Dataset entries:
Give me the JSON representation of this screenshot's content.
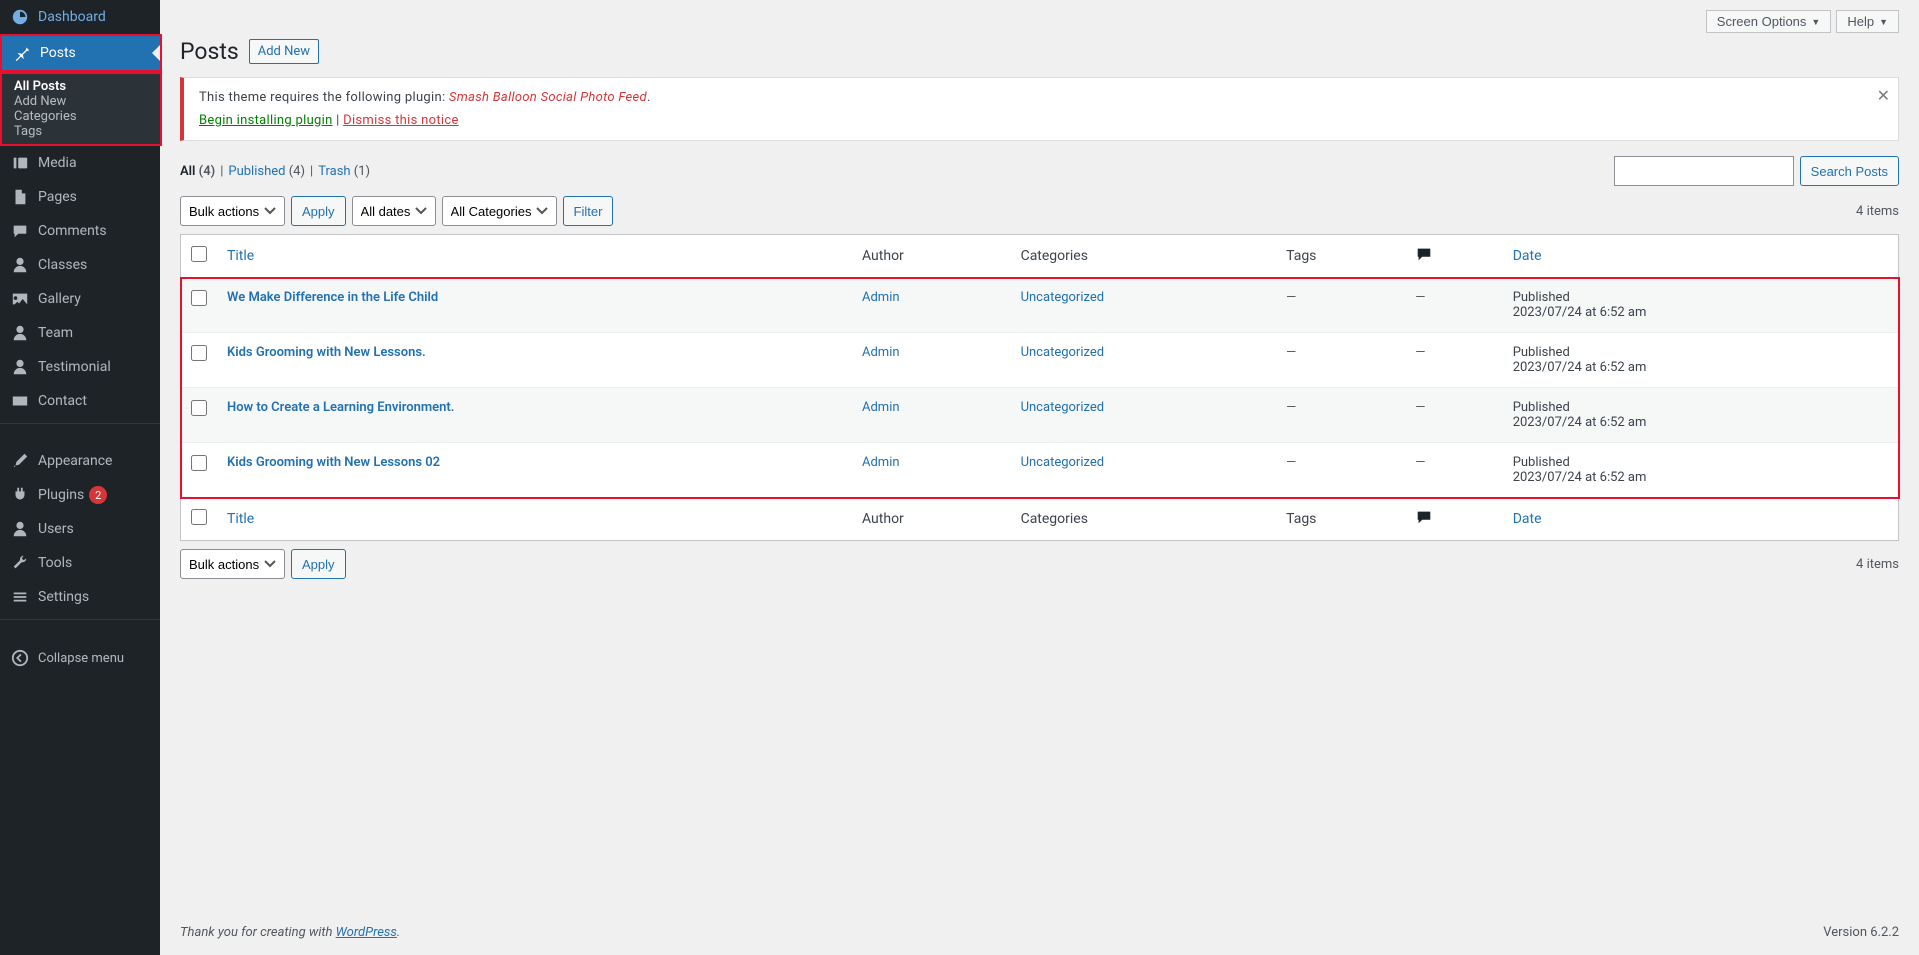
{
  "topButtons": {
    "screenOptions": "Screen Options",
    "help": "Help"
  },
  "sidebar": {
    "dashboard": "Dashboard",
    "posts": "Posts",
    "submenu": {
      "allPosts": "All Posts",
      "addNew": "Add New",
      "categories": "Categories",
      "tags": "Tags"
    },
    "media": "Media",
    "pages": "Pages",
    "comments": "Comments",
    "classes": "Classes",
    "gallery": "Gallery",
    "team": "Team",
    "testimonial": "Testimonial",
    "contact": "Contact",
    "appearance": "Appearance",
    "plugins": "Plugins",
    "pluginsBadge": "2",
    "users": "Users",
    "tools": "Tools",
    "settings": "Settings",
    "collapse": "Collapse menu"
  },
  "heading": {
    "title": "Posts",
    "addNew": "Add New"
  },
  "notice": {
    "text1": "This theme requires the following plugin: ",
    "pluginName": "Smash Balloon Social Photo Feed",
    "installLink": "Begin installing plugin",
    "sep": " | ",
    "dismissLink": "Dismiss this notice"
  },
  "filters": {
    "all": "All",
    "allCount": "(4)",
    "published": "Published",
    "publishedCount": "(4)",
    "trash": "Trash",
    "trashCount": "(1)"
  },
  "search": {
    "button": "Search Posts"
  },
  "bulk": {
    "label": "Bulk actions",
    "apply": "Apply",
    "allDates": "All dates",
    "allCategories": "All Categories",
    "filter": "Filter",
    "items": "4 items"
  },
  "columns": {
    "title": "Title",
    "author": "Author",
    "categories": "Categories",
    "tags": "Tags",
    "date": "Date"
  },
  "posts": [
    {
      "title": "We Make Difference in the Life Child",
      "author": "Admin",
      "category": "Uncategorized",
      "tags": "—",
      "comments": "—",
      "status": "Published",
      "date": "2023/07/24 at 6:52 am"
    },
    {
      "title": "Kids Grooming with New Lessons.",
      "author": "Admin",
      "category": "Uncategorized",
      "tags": "—",
      "comments": "—",
      "status": "Published",
      "date": "2023/07/24 at 6:52 am"
    },
    {
      "title": "How to Create a Learning Environment.",
      "author": "Admin",
      "category": "Uncategorized",
      "tags": "—",
      "comments": "—",
      "status": "Published",
      "date": "2023/07/24 at 6:52 am"
    },
    {
      "title": "Kids Grooming with New Lessons 02",
      "author": "Admin",
      "category": "Uncategorized",
      "tags": "—",
      "comments": "—",
      "status": "Published",
      "date": "2023/07/24 at 6:52 am"
    }
  ],
  "footer": {
    "thanks": "Thank you for creating with ",
    "wp": "WordPress",
    "version": "Version 6.2.2"
  }
}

__JOB__
Every entry must be reproduced exactly, with the images left out.

__EXERCISE OUTPUT__
Give me the JSON representation of this screenshot's content.
{
  "topButtons": {
    "screenOptions": "Screen Options",
    "help": "Help"
  },
  "sidebar": {
    "dashboard": "Dashboard",
    "posts": "Posts",
    "submenu": {
      "allPosts": "All Posts",
      "addNew": "Add New",
      "categories": "Categories",
      "tags": "Tags"
    },
    "media": "Media",
    "pages": "Pages",
    "comments": "Comments",
    "classes": "Classes",
    "gallery": "Gallery",
    "team": "Team",
    "testimonial": "Testimonial",
    "contact": "Contact",
    "appearance": "Appearance",
    "plugins": "Plugins",
    "pluginsBadge": "2",
    "users": "Users",
    "tools": "Tools",
    "settings": "Settings",
    "collapse": "Collapse menu"
  },
  "heading": {
    "title": "Posts",
    "addNew": "Add New"
  },
  "notice": {
    "text1": "This theme requires the following plugin: ",
    "pluginName": "Smash Balloon Social Photo Feed",
    "installLink": "Begin installing plugin",
    "sep": " | ",
    "dismissLink": "Dismiss this notice"
  },
  "filters": {
    "all": "All",
    "allCount": "(4)",
    "published": "Published",
    "publishedCount": "(4)",
    "trash": "Trash",
    "trashCount": "(1)"
  },
  "search": {
    "button": "Search Posts"
  },
  "bulk": {
    "label": "Bulk actions",
    "apply": "Apply",
    "allDates": "All dates",
    "allCategories": "All Categories",
    "filter": "Filter",
    "items": "4 items"
  },
  "columns": {
    "title": "Title",
    "author": "Author",
    "categories": "Categories",
    "tags": "Tags",
    "date": "Date"
  },
  "posts": [
    {
      "title": "We Make Difference in the Life Child",
      "author": "Admin",
      "category": "Uncategorized",
      "tags": "—",
      "comments": "—",
      "status": "Published",
      "date": "2023/07/24 at 6:52 am"
    },
    {
      "title": "Kids Grooming with New Lessons.",
      "author": "Admin",
      "category": "Uncategorized",
      "tags": "—",
      "comments": "—",
      "status": "Published",
      "date": "2023/07/24 at 6:52 am"
    },
    {
      "title": "How to Create a Learning Environment.",
      "author": "Admin",
      "category": "Uncategorized",
      "tags": "—",
      "comments": "—",
      "status": "Published",
      "date": "2023/07/24 at 6:52 am"
    },
    {
      "title": "Kids Grooming with New Lessons 02",
      "author": "Admin",
      "category": "Uncategorized",
      "tags": "—",
      "comments": "—",
      "status": "Published",
      "date": "2023/07/24 at 6:52 am"
    }
  ],
  "footer": {
    "thanks": "Thank you for creating with ",
    "wp": "WordPress",
    "version": "Version 6.2.2"
  }
}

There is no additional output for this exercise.